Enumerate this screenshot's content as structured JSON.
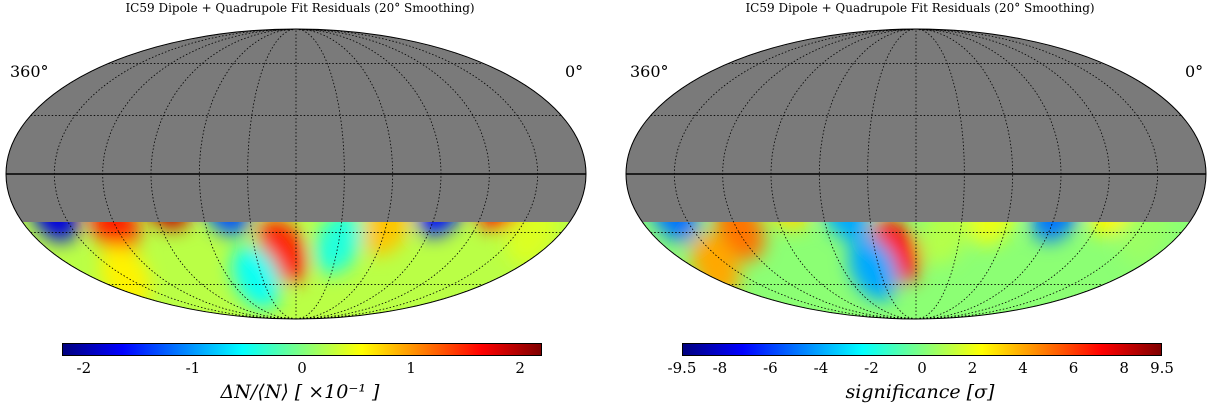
{
  "colorscale": [
    "#00007f",
    "#0000ff",
    "#0080ff",
    "#00ffff",
    "#80ff80",
    "#ffff00",
    "#ff8000",
    "#ff0000",
    "#7f0000"
  ],
  "masked_color": "#7a7a7a",
  "chart_data": [
    {
      "type": "heatmap",
      "projection": "Mollweide sky map",
      "title": "IC59 Dipole + Quadrupole Fit Residuals (20° Smoothing)",
      "longitude_labels": {
        "left": "360°",
        "right": "0°"
      },
      "masked_region": "upper part of the map (no data, gray)",
      "colorbar": {
        "label": "ΔN/⟨N⟩ [ ×10⁻¹ ]",
        "ticks": [
          "-2",
          "-1",
          "0",
          "1",
          "2"
        ],
        "tick_values": [
          -2,
          -1,
          0,
          1,
          2
        ],
        "range": [
          -2.2,
          2.2
        ]
      },
      "features": [
        {
          "lon": 335,
          "lat": -18,
          "value": -1.8
        },
        {
          "lon": 300,
          "lat": -25,
          "value": 1.5
        },
        {
          "lon": 262,
          "lat": -12,
          "value": 1.9
        },
        {
          "lon": 225,
          "lat": -15,
          "value": -1.3
        },
        {
          "lon": 190,
          "lat": -40,
          "value": 1.5
        },
        {
          "lon": 150,
          "lat": -35,
          "value": -0.4
        },
        {
          "lon": 120,
          "lat": -25,
          "value": 0.8
        },
        {
          "lon": 88,
          "lat": -15,
          "value": -1.6
        },
        {
          "lon": 50,
          "lat": -12,
          "value": 1.6
        },
        {
          "lon": 20,
          "lat": -30,
          "value": 0.4
        },
        {
          "lon": 215,
          "lat": -55,
          "value": -0.5
        },
        {
          "lon": 330,
          "lat": -55,
          "value": 0.6
        }
      ]
    },
    {
      "type": "heatmap",
      "projection": "Mollweide sky map",
      "title": "IC59 Dipole + Quadrupole Fit Residuals (20° Smoothing)",
      "longitude_labels": {
        "left": "360°",
        "right": "0°"
      },
      "masked_region": "upper part of the map (no data, gray)",
      "colorbar": {
        "label": "significance [σ]",
        "ticks": [
          "-9.5",
          "-8",
          "-6",
          "-4",
          "-2",
          "0",
          "2",
          "4",
          "6",
          "8",
          "9.5"
        ],
        "tick_values": [
          -9.5,
          -8,
          -6,
          -4,
          -2,
          0,
          2,
          4,
          6,
          8,
          9.5
        ],
        "range": [
          -9.5,
          9.5
        ]
      },
      "features": [
        {
          "lon": 335,
          "lat": -18,
          "value": -5
        },
        {
          "lon": 298,
          "lat": -28,
          "value": 5
        },
        {
          "lon": 262,
          "lat": -12,
          "value": 3
        },
        {
          "lon": 225,
          "lat": -18,
          "value": -4
        },
        {
          "lon": 195,
          "lat": -40,
          "value": 7
        },
        {
          "lon": 160,
          "lat": -30,
          "value": 1
        },
        {
          "lon": 130,
          "lat": -20,
          "value": 2
        },
        {
          "lon": 90,
          "lat": -18,
          "value": -5
        },
        {
          "lon": 55,
          "lat": -15,
          "value": 2.5
        },
        {
          "lon": 215,
          "lat": -50,
          "value": -4
        },
        {
          "lon": 340,
          "lat": -48,
          "value": 4
        },
        {
          "lon": 25,
          "lat": -30,
          "value": 0.5
        }
      ]
    }
  ]
}
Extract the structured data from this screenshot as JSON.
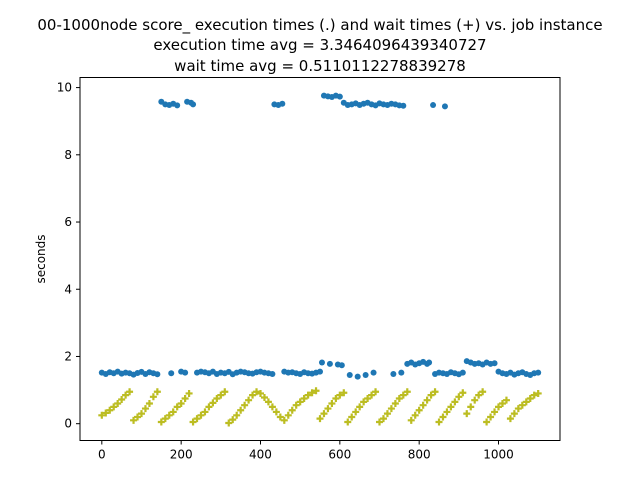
{
  "chart_data": {
    "type": "scatter",
    "title_lines": [
      "00-1000node score_ execution times (.) and wait times (+) vs. job instance",
      "execution time avg = 3.3464096439340727",
      "wait time avg = 0.5110112278839278"
    ],
    "xlabel": "",
    "ylabel": "seconds",
    "xlim": [
      -55,
      1155
    ],
    "ylim": [
      -0.5,
      10.3
    ],
    "xticks": [
      0,
      200,
      400,
      600,
      800,
      1000
    ],
    "yticks": [
      0,
      2,
      4,
      6,
      8,
      10
    ],
    "grid": false,
    "colors": {
      "execution": "#1f77b4",
      "wait": "#bcbd22"
    },
    "series": [
      {
        "marker": "dot",
        "points": [
          [
            0,
            1.52
          ],
          [
            10,
            1.48
          ],
          [
            20,
            1.53
          ],
          [
            30,
            1.5
          ],
          [
            40,
            1.55
          ],
          [
            50,
            1.49
          ],
          [
            60,
            1.52
          ],
          [
            70,
            1.5
          ],
          [
            80,
            1.46
          ],
          [
            90,
            1.51
          ],
          [
            100,
            1.54
          ],
          [
            110,
            1.48
          ],
          [
            120,
            1.53
          ],
          [
            130,
            1.5
          ],
          [
            140,
            1.47
          ],
          [
            150,
            9.58
          ],
          [
            160,
            9.5
          ],
          [
            170,
            9.48
          ],
          [
            175,
            1.5
          ],
          [
            180,
            9.52
          ],
          [
            190,
            9.47
          ],
          [
            200,
            1.55
          ],
          [
            210,
            1.52
          ],
          [
            215,
            9.58
          ],
          [
            225,
            9.55
          ],
          [
            230,
            9.5
          ],
          [
            240,
            1.52
          ],
          [
            250,
            1.55
          ],
          [
            260,
            1.53
          ],
          [
            270,
            1.5
          ],
          [
            280,
            1.55
          ],
          [
            290,
            1.48
          ],
          [
            300,
            1.52
          ],
          [
            310,
            1.5
          ],
          [
            320,
            1.54
          ],
          [
            330,
            1.47
          ],
          [
            340,
            1.52
          ],
          [
            350,
            1.55
          ],
          [
            360,
            1.53
          ],
          [
            370,
            1.5
          ],
          [
            380,
            1.49
          ],
          [
            390,
            1.53
          ],
          [
            400,
            1.55
          ],
          [
            410,
            1.52
          ],
          [
            420,
            1.5
          ],
          [
            430,
            1.48
          ],
          [
            435,
            9.5
          ],
          [
            445,
            9.48
          ],
          [
            455,
            9.52
          ],
          [
            460,
            1.55
          ],
          [
            470,
            1.52
          ],
          [
            480,
            1.53
          ],
          [
            490,
            1.5
          ],
          [
            500,
            1.48
          ],
          [
            510,
            1.53
          ],
          [
            520,
            1.5
          ],
          [
            530,
            1.49
          ],
          [
            540,
            1.52
          ],
          [
            550,
            1.55
          ],
          [
            555,
            1.82
          ],
          [
            560,
            9.76
          ],
          [
            570,
            9.74
          ],
          [
            575,
            1.78
          ],
          [
            580,
            9.72
          ],
          [
            590,
            9.76
          ],
          [
            595,
            1.76
          ],
          [
            600,
            9.73
          ],
          [
            605,
            1.74
          ],
          [
            610,
            9.55
          ],
          [
            620,
            9.48
          ],
          [
            625,
            1.45
          ],
          [
            630,
            9.5
          ],
          [
            640,
            9.53
          ],
          [
            645,
            1.4
          ],
          [
            650,
            9.48
          ],
          [
            660,
            9.52
          ],
          [
            665,
            1.45
          ],
          [
            670,
            9.55
          ],
          [
            680,
            9.5
          ],
          [
            685,
            1.52
          ],
          [
            690,
            9.47
          ],
          [
            700,
            9.53
          ],
          [
            710,
            9.5
          ],
          [
            720,
            9.48
          ],
          [
            730,
            9.52
          ],
          [
            735,
            1.48
          ],
          [
            740,
            9.5
          ],
          [
            750,
            9.47
          ],
          [
            755,
            1.52
          ],
          [
            760,
            9.46
          ],
          [
            770,
            1.78
          ],
          [
            780,
            1.82
          ],
          [
            790,
            1.76
          ],
          [
            800,
            1.8
          ],
          [
            810,
            1.84
          ],
          [
            820,
            1.78
          ],
          [
            825,
            1.82
          ],
          [
            835,
            9.48
          ],
          [
            840,
            1.48
          ],
          [
            850,
            1.52
          ],
          [
            860,
            1.5
          ],
          [
            865,
            9.44
          ],
          [
            870,
            1.48
          ],
          [
            880,
            1.53
          ],
          [
            890,
            1.5
          ],
          [
            900,
            1.47
          ],
          [
            910,
            1.52
          ],
          [
            920,
            1.86
          ],
          [
            930,
            1.82
          ],
          [
            940,
            1.78
          ],
          [
            950,
            1.8
          ],
          [
            960,
            1.76
          ],
          [
            970,
            1.82
          ],
          [
            980,
            1.78
          ],
          [
            990,
            1.8
          ],
          [
            1000,
            1.55
          ],
          [
            1010,
            1.5
          ],
          [
            1020,
            1.48
          ],
          [
            1030,
            1.52
          ],
          [
            1040,
            1.46
          ],
          [
            1050,
            1.5
          ],
          [
            1060,
            1.53
          ],
          [
            1070,
            1.48
          ],
          [
            1080,
            1.45
          ],
          [
            1090,
            1.5
          ],
          [
            1100,
            1.52
          ]
        ]
      },
      {
        "marker": "plus",
        "points": [
          [
            0,
            0.25
          ],
          [
            10,
            0.32
          ],
          [
            20,
            0.4
          ],
          [
            30,
            0.5
          ],
          [
            40,
            0.6
          ],
          [
            50,
            0.72
          ],
          [
            60,
            0.85
          ],
          [
            70,
            0.95
          ],
          [
            80,
            0.1
          ],
          [
            90,
            0.2
          ],
          [
            100,
            0.3
          ],
          [
            110,
            0.45
          ],
          [
            120,
            0.6
          ],
          [
            130,
            0.8
          ],
          [
            140,
            0.95
          ],
          [
            150,
            0.05
          ],
          [
            160,
            0.15
          ],
          [
            170,
            0.25
          ],
          [
            180,
            0.35
          ],
          [
            190,
            0.5
          ],
          [
            200,
            0.6
          ],
          [
            210,
            0.75
          ],
          [
            220,
            0.9
          ],
          [
            230,
            0.05
          ],
          [
            240,
            0.15
          ],
          [
            250,
            0.25
          ],
          [
            260,
            0.35
          ],
          [
            270,
            0.5
          ],
          [
            280,
            0.62
          ],
          [
            290,
            0.75
          ],
          [
            300,
            0.85
          ],
          [
            310,
            0.95
          ],
          [
            320,
            0.02
          ],
          [
            330,
            0.12
          ],
          [
            340,
            0.25
          ],
          [
            350,
            0.4
          ],
          [
            360,
            0.55
          ],
          [
            370,
            0.7
          ],
          [
            380,
            0.85
          ],
          [
            390,
            0.95
          ],
          [
            400,
            0.9
          ],
          [
            410,
            0.78
          ],
          [
            420,
            0.65
          ],
          [
            430,
            0.5
          ],
          [
            440,
            0.35
          ],
          [
            450,
            0.2
          ],
          [
            460,
            0.1
          ],
          [
            470,
            0.25
          ],
          [
            480,
            0.4
          ],
          [
            490,
            0.55
          ],
          [
            500,
            0.65
          ],
          [
            510,
            0.75
          ],
          [
            520,
            0.85
          ],
          [
            530,
            0.92
          ],
          [
            540,
            0.98
          ],
          [
            550,
            0.15
          ],
          [
            560,
            0.3
          ],
          [
            570,
            0.45
          ],
          [
            580,
            0.6
          ],
          [
            590,
            0.75
          ],
          [
            600,
            0.85
          ],
          [
            610,
            0.92
          ],
          [
            620,
            0.05
          ],
          [
            630,
            0.2
          ],
          [
            640,
            0.35
          ],
          [
            650,
            0.5
          ],
          [
            660,
            0.65
          ],
          [
            670,
            0.75
          ],
          [
            680,
            0.85
          ],
          [
            690,
            0.95
          ],
          [
            700,
            0.05
          ],
          [
            710,
            0.15
          ],
          [
            720,
            0.3
          ],
          [
            730,
            0.45
          ],
          [
            740,
            0.6
          ],
          [
            750,
            0.75
          ],
          [
            760,
            0.85
          ],
          [
            770,
            0.95
          ],
          [
            780,
            0.1
          ],
          [
            790,
            0.25
          ],
          [
            800,
            0.4
          ],
          [
            810,
            0.55
          ],
          [
            820,
            0.7
          ],
          [
            830,
            0.85
          ],
          [
            840,
            0.95
          ],
          [
            850,
            0.05
          ],
          [
            860,
            0.2
          ],
          [
            870,
            0.35
          ],
          [
            880,
            0.5
          ],
          [
            890,
            0.65
          ],
          [
            900,
            0.8
          ],
          [
            910,
            0.92
          ],
          [
            920,
            0.3
          ],
          [
            930,
            0.5
          ],
          [
            940,
            0.7
          ],
          [
            950,
            0.85
          ],
          [
            960,
            0.95
          ],
          [
            970,
            0.05
          ],
          [
            980,
            0.2
          ],
          [
            990,
            0.35
          ],
          [
            1000,
            0.5
          ],
          [
            1010,
            0.6
          ],
          [
            1020,
            0.7
          ],
          [
            1030,
            0.15
          ],
          [
            1040,
            0.3
          ],
          [
            1050,
            0.45
          ],
          [
            1060,
            0.55
          ],
          [
            1070,
            0.65
          ],
          [
            1080,
            0.75
          ],
          [
            1090,
            0.85
          ],
          [
            1100,
            0.9
          ]
        ]
      }
    ]
  }
}
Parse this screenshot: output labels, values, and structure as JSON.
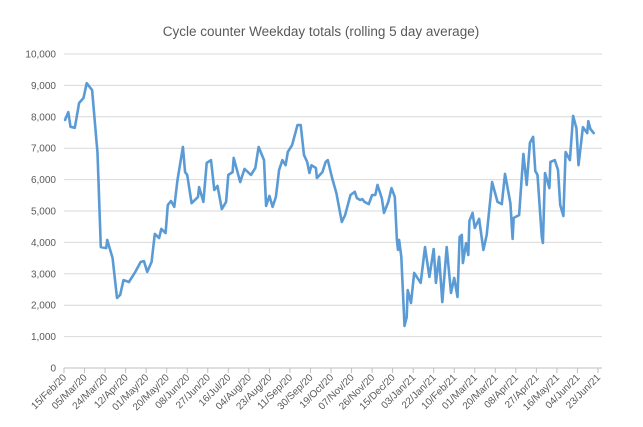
{
  "chart_data": {
    "type": "line",
    "title": "Cycle counter Weekday totals (rolling 5 day average)",
    "xlabel": "",
    "ylabel": "",
    "ylim": [
      0,
      10000
    ],
    "y_ticks": [
      "0",
      "1,000",
      "2,000",
      "3,000",
      "4,000",
      "5,000",
      "6,000",
      "7,000",
      "8,000",
      "9,000",
      "10,000"
    ],
    "x_start_date": "15/Feb/20",
    "x_range_days": [
      0,
      494
    ],
    "x_tick_interval_days": 19,
    "x_tick_labels": [
      "15/Feb/20",
      "05/Mar/20",
      "24/Mar/20",
      "12/Apr/20",
      "01/May/20",
      "20/May/20",
      "08/Jun/20",
      "27/Jun/20",
      "16/Jul/20",
      "04/Aug/20",
      "23/Aug/20",
      "11/Sep/20",
      "30/Sep/20",
      "19/Oct/20",
      "07/Nov/20",
      "26/Nov/20",
      "15/Dec/20",
      "03/Jan/21",
      "22/Jan/21",
      "10/Feb/21",
      "01/Mar/21",
      "20/Mar/21",
      "08/Apr/21",
      "27/Apr/21",
      "16/May/21",
      "04/Jun/21",
      "23/Jun/21"
    ],
    "grid": true,
    "legend": "none",
    "series": [
      {
        "name": "Weekday totals (rolling 5 day average)",
        "color": "#5B9BD5",
        "points": [
          [
            1,
            7900
          ],
          [
            4,
            8150
          ],
          [
            6,
            7680
          ],
          [
            10,
            7650
          ],
          [
            14,
            8440
          ],
          [
            18,
            8600
          ],
          [
            21,
            9070
          ],
          [
            26,
            8850
          ],
          [
            31,
            6850
          ],
          [
            34,
            3850
          ],
          [
            39,
            3820
          ],
          [
            40,
            4080
          ],
          [
            45,
            3500
          ],
          [
            49,
            2230
          ],
          [
            52,
            2330
          ],
          [
            55,
            2800
          ],
          [
            60,
            2740
          ],
          [
            66,
            3060
          ],
          [
            71,
            3380
          ],
          [
            74,
            3400
          ],
          [
            77,
            3060
          ],
          [
            81,
            3380
          ],
          [
            84,
            4270
          ],
          [
            88,
            4140
          ],
          [
            90,
            4430
          ],
          [
            94,
            4300
          ],
          [
            96,
            5190
          ],
          [
            99,
            5320
          ],
          [
            102,
            5130
          ],
          [
            105,
            5990
          ],
          [
            110,
            7040
          ],
          [
            112,
            6240
          ],
          [
            114,
            6150
          ],
          [
            118,
            5250
          ],
          [
            124,
            5450
          ],
          [
            125,
            5760
          ],
          [
            129,
            5290
          ],
          [
            132,
            6530
          ],
          [
            136,
            6620
          ],
          [
            139,
            5670
          ],
          [
            142,
            5800
          ],
          [
            146,
            5060
          ],
          [
            150,
            5290
          ],
          [
            152,
            6150
          ],
          [
            156,
            6240
          ],
          [
            157,
            6690
          ],
          [
            163,
            5920
          ],
          [
            167,
            6340
          ],
          [
            173,
            6150
          ],
          [
            177,
            6370
          ],
          [
            180,
            7040
          ],
          [
            185,
            6620
          ],
          [
            187,
            5160
          ],
          [
            190,
            5480
          ],
          [
            193,
            5130
          ],
          [
            196,
            5450
          ],
          [
            199,
            6310
          ],
          [
            202,
            6620
          ],
          [
            205,
            6460
          ],
          [
            207,
            6880
          ],
          [
            211,
            7100
          ],
          [
            216,
            7740
          ],
          [
            219,
            7740
          ],
          [
            222,
            6780
          ],
          [
            225,
            6560
          ],
          [
            227,
            6210
          ],
          [
            229,
            6460
          ],
          [
            233,
            6370
          ],
          [
            234,
            6050
          ],
          [
            239,
            6240
          ],
          [
            242,
            6560
          ],
          [
            244,
            6620
          ],
          [
            248,
            6050
          ],
          [
            252,
            5570
          ],
          [
            257,
            4650
          ],
          [
            260,
            4870
          ],
          [
            265,
            5510
          ],
          [
            269,
            5610
          ],
          [
            271,
            5410
          ],
          [
            274,
            5350
          ],
          [
            276,
            5380
          ],
          [
            278,
            5290
          ],
          [
            282,
            5220
          ],
          [
            285,
            5510
          ],
          [
            288,
            5510
          ],
          [
            290,
            5830
          ],
          [
            294,
            5410
          ],
          [
            296,
            4940
          ],
          [
            300,
            5290
          ],
          [
            303,
            5730
          ],
          [
            306,
            5450
          ],
          [
            308,
            4080
          ],
          [
            309,
            3760
          ],
          [
            310,
            4080
          ],
          [
            312,
            3540
          ],
          [
            315,
            1340
          ],
          [
            317,
            1620
          ],
          [
            318,
            2480
          ],
          [
            321,
            2070
          ],
          [
            324,
            3030
          ],
          [
            330,
            2710
          ],
          [
            334,
            3850
          ],
          [
            338,
            2900
          ],
          [
            342,
            3790
          ],
          [
            344,
            2710
          ],
          [
            347,
            3540
          ],
          [
            350,
            2100
          ],
          [
            354,
            3850
          ],
          [
            358,
            2390
          ],
          [
            361,
            2870
          ],
          [
            364,
            2260
          ],
          [
            366,
            4170
          ],
          [
            368,
            4240
          ],
          [
            369,
            3340
          ],
          [
            372,
            3980
          ],
          [
            374,
            3600
          ],
          [
            375,
            4680
          ],
          [
            378,
            4940
          ],
          [
            380,
            4460
          ],
          [
            384,
            4750
          ],
          [
            388,
            3760
          ],
          [
            391,
            4240
          ],
          [
            396,
            5920
          ],
          [
            401,
            5290
          ],
          [
            405,
            5220
          ],
          [
            408,
            6180
          ],
          [
            413,
            5250
          ],
          [
            415,
            4110
          ],
          [
            416,
            4780
          ],
          [
            421,
            4870
          ],
          [
            425,
            6820
          ],
          [
            428,
            5830
          ],
          [
            431,
            7170
          ],
          [
            434,
            7360
          ],
          [
            436,
            6270
          ],
          [
            438,
            6150
          ],
          [
            442,
            4170
          ],
          [
            443,
            3980
          ],
          [
            445,
            6210
          ],
          [
            449,
            5730
          ],
          [
            450,
            6560
          ],
          [
            454,
            6620
          ],
          [
            457,
            6310
          ],
          [
            459,
            5190
          ],
          [
            462,
            4840
          ],
          [
            464,
            6880
          ],
          [
            468,
            6620
          ],
          [
            471,
            8030
          ],
          [
            474,
            7640
          ],
          [
            476,
            6460
          ],
          [
            480,
            7670
          ],
          [
            484,
            7480
          ],
          [
            485,
            7860
          ],
          [
            487,
            7610
          ],
          [
            490,
            7480
          ]
        ]
      }
    ]
  }
}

== == ==

== Goal ==
In the records above, locate every line with the string "type" and copy it.

== Written answer ==
      "type": "heatmap",
      "type": "heatmap",
    "type": "scatter",
    "type": "line",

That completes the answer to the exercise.